⟨
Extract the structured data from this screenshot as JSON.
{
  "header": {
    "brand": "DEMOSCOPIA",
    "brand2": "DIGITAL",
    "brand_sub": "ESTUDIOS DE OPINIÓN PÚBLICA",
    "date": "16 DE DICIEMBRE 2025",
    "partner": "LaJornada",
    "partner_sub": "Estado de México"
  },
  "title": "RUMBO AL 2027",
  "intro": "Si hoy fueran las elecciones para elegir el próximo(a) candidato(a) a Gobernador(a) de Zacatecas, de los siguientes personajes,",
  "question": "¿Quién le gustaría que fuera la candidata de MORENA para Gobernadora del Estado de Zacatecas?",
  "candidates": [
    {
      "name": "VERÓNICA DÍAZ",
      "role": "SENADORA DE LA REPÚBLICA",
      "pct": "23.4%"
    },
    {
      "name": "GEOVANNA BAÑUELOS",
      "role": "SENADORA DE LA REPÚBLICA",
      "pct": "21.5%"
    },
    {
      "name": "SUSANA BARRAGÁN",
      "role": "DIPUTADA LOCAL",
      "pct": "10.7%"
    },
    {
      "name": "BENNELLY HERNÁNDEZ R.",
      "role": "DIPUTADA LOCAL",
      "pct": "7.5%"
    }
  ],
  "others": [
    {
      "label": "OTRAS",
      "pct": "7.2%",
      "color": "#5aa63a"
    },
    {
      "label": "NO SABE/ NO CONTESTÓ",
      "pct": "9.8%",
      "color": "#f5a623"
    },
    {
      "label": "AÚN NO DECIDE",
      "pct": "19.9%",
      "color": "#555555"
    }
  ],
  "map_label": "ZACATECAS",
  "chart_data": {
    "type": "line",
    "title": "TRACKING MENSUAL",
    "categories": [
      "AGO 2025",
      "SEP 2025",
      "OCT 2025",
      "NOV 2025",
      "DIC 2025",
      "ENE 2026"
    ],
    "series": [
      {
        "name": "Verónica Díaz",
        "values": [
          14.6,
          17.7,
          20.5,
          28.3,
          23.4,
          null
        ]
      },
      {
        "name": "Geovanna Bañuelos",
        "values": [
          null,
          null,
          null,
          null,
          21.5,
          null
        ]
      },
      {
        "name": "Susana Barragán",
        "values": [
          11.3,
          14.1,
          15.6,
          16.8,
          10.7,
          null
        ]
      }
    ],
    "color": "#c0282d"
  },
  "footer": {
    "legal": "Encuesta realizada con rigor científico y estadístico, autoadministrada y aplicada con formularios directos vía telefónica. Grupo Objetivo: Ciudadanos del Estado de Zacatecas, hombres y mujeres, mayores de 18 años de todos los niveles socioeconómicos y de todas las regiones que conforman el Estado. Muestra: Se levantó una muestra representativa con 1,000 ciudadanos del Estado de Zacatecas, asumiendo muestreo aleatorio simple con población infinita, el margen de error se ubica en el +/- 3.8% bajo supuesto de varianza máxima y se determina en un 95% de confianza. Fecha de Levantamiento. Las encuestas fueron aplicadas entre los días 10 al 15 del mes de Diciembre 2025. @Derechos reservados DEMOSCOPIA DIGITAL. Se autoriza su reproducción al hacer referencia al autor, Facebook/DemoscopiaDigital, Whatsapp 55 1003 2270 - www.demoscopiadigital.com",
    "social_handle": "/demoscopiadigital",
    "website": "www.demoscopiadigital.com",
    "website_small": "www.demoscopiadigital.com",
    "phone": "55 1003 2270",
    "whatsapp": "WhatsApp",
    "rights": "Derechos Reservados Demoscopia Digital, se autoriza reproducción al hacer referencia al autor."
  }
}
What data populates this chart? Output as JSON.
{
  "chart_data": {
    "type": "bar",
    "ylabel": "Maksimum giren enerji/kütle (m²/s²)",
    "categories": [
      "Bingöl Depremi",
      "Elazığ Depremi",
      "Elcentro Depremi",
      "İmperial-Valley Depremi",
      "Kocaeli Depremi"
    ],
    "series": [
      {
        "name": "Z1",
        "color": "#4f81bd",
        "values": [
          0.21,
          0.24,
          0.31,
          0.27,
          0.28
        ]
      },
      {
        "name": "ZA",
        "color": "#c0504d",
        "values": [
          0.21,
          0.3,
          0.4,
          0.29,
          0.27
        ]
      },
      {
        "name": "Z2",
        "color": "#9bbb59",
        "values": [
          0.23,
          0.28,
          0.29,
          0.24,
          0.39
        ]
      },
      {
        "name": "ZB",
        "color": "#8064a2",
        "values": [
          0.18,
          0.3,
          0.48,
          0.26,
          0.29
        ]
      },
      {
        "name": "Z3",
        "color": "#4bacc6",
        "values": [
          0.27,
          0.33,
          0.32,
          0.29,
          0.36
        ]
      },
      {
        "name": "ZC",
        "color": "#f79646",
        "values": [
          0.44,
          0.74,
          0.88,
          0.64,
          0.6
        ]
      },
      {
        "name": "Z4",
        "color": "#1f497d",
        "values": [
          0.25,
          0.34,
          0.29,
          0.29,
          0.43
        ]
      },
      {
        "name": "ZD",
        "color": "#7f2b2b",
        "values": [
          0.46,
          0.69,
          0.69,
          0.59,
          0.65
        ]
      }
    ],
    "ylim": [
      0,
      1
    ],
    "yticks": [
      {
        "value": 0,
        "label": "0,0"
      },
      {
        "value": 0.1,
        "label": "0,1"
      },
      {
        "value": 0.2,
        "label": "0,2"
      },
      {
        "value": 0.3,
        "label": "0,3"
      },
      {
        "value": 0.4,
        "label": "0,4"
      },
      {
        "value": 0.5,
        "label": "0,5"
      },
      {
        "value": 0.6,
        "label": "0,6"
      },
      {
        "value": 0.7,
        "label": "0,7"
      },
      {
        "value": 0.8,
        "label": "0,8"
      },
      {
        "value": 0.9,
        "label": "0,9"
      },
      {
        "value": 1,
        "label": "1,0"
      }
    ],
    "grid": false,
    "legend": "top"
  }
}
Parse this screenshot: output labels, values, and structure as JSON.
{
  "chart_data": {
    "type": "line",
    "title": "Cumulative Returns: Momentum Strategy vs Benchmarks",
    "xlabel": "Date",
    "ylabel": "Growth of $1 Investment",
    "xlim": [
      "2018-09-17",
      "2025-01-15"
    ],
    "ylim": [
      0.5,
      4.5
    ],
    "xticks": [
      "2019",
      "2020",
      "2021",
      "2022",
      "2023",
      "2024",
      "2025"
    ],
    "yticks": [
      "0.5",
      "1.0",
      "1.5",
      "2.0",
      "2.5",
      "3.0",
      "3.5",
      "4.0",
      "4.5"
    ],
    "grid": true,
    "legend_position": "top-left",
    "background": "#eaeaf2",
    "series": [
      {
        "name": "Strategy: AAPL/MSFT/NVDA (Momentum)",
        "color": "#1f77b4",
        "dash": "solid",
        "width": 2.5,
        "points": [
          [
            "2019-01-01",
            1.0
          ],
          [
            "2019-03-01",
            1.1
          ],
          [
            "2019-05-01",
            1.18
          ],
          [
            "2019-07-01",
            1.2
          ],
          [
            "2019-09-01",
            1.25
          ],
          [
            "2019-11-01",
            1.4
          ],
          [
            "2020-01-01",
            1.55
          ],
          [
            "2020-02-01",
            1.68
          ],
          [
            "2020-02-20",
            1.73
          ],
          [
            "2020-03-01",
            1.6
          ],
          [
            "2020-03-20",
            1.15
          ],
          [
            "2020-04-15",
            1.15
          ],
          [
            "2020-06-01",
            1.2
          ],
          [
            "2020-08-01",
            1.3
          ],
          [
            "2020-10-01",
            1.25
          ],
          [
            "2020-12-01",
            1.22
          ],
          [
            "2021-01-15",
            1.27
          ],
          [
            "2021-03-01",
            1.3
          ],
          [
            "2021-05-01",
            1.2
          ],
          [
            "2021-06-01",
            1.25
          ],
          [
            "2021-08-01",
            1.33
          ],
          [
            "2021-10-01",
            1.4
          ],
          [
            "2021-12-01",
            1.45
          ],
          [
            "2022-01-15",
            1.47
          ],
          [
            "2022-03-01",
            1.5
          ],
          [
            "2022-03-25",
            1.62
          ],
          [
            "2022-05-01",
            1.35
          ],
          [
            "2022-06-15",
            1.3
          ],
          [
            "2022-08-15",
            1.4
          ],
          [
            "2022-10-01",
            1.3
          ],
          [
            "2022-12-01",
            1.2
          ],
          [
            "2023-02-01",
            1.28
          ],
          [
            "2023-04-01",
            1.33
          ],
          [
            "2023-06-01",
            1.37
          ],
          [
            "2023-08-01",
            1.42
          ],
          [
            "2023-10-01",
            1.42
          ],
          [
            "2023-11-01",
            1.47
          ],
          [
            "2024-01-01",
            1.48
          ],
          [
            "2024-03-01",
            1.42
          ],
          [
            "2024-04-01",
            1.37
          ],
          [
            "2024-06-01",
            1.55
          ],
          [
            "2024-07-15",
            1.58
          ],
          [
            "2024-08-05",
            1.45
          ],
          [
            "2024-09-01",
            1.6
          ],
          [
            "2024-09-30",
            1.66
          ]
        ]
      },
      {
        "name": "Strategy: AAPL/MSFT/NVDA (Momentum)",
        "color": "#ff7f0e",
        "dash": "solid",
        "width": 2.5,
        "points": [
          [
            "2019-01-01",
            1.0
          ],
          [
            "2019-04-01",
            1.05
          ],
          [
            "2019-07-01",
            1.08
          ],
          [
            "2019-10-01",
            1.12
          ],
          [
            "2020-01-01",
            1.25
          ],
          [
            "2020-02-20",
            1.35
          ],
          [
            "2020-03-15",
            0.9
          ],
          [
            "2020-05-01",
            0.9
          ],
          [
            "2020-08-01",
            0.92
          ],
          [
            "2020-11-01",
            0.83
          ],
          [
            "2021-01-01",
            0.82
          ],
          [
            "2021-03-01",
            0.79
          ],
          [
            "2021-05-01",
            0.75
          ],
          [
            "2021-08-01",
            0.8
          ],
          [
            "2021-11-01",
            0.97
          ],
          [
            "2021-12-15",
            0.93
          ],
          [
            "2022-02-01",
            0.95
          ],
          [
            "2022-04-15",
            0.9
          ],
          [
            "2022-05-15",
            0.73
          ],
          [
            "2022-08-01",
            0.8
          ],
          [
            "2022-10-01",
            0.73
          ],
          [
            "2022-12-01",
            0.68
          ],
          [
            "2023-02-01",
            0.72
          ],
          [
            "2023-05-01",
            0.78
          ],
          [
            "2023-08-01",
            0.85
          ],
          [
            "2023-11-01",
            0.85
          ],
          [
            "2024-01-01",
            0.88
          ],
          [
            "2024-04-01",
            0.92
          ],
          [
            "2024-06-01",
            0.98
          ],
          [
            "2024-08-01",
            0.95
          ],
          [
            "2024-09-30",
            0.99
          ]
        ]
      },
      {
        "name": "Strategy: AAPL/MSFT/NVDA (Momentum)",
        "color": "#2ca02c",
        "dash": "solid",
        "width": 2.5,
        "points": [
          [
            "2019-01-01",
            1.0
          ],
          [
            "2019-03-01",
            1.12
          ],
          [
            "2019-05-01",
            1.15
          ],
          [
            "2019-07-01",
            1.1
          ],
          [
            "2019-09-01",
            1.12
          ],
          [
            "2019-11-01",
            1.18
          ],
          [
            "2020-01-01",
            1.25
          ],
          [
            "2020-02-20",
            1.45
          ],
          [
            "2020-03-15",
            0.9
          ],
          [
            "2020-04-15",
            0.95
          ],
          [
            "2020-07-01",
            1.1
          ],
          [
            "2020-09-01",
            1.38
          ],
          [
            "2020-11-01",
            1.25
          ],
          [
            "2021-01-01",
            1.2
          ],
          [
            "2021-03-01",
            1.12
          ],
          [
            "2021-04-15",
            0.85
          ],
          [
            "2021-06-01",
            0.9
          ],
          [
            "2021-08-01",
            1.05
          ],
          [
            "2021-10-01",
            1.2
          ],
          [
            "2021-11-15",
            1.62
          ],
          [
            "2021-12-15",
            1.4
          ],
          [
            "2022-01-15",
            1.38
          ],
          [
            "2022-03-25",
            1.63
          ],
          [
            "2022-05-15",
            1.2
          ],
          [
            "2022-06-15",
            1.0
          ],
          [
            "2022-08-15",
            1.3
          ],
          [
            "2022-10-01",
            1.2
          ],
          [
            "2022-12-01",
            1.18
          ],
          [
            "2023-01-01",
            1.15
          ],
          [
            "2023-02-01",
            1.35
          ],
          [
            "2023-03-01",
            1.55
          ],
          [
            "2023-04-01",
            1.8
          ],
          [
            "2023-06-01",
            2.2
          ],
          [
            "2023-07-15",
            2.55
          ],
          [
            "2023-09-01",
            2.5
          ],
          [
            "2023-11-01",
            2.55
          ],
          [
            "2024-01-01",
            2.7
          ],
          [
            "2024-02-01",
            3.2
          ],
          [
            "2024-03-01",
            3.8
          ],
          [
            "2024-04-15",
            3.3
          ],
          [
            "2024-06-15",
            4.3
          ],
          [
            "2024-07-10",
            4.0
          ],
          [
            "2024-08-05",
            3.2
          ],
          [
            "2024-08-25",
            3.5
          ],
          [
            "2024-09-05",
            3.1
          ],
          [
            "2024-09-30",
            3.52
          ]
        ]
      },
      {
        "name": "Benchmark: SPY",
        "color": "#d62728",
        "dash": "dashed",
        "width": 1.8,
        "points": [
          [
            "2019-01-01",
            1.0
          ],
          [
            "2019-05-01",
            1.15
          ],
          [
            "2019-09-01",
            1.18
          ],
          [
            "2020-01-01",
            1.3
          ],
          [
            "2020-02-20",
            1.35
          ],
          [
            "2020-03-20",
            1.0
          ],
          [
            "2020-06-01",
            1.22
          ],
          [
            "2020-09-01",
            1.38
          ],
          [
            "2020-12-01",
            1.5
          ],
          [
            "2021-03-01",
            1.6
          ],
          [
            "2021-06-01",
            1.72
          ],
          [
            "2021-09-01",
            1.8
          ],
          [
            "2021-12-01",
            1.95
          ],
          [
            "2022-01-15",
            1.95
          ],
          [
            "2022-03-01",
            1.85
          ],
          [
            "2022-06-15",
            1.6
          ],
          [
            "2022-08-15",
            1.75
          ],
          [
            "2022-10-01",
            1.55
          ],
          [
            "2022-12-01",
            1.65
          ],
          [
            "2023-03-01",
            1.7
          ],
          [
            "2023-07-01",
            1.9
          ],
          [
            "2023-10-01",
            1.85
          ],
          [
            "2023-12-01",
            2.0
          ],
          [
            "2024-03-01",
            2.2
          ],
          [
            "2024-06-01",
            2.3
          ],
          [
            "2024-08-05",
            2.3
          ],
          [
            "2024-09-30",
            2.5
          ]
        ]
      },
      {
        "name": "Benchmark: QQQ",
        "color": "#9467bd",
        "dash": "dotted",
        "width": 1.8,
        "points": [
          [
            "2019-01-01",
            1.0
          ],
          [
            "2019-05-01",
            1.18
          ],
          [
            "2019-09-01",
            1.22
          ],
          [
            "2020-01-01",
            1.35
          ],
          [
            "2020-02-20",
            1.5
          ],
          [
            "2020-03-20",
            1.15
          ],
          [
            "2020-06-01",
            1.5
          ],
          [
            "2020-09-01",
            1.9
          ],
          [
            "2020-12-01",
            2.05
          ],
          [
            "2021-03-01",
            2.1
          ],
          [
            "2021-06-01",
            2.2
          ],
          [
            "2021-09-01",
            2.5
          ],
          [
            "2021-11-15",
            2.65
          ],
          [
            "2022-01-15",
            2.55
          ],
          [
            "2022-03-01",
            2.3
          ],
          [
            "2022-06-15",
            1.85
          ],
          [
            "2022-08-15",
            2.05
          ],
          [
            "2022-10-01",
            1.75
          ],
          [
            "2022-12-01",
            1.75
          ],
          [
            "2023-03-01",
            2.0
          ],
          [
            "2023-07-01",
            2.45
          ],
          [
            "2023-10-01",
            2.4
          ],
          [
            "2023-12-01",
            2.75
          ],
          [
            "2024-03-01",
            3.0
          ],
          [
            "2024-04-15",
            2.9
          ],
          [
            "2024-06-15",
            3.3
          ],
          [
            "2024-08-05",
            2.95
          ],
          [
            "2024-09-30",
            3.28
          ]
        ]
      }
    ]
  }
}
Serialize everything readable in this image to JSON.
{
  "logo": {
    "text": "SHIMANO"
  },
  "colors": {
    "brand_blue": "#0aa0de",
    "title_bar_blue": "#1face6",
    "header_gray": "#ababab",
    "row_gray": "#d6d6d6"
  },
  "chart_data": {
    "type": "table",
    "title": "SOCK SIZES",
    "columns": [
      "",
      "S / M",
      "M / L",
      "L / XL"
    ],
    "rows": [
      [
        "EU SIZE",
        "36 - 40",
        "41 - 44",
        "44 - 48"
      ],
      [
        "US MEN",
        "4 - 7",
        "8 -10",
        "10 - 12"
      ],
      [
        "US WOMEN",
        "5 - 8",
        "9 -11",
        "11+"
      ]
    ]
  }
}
⟩
» Short task
In the entries above, take the line containing "Serialize everything readable" and each later line through the last, and repeat them exactly. Output nothing else.

» Expected answer
Serialize everything readable in this image to JSON.
{
  "logo": {
    "text": "SHIMANO"
  },
  "colors": {
    "brand_blue": "#0aa0de",
    "title_bar_blue": "#1face6",
    "header_gray": "#ababab",
    "row_gray": "#d6d6d6"
  },
  "chart_data": {
    "type": "table",
    "title": "SOCK SIZES",
    "columns": [
      "",
      "S / M",
      "M / L",
      "L / XL"
    ],
    "rows": [
      [
        "EU SIZE",
        "36 - 40",
        "41 - 44",
        "44 - 48"
      ],
      [
        "US MEN",
        "4 - 7",
        "8 -10",
        "10 - 12"
      ],
      [
        "US WOMEN",
        "5 - 8",
        "9 -11",
        "11+"
      ]
    ]
  }
}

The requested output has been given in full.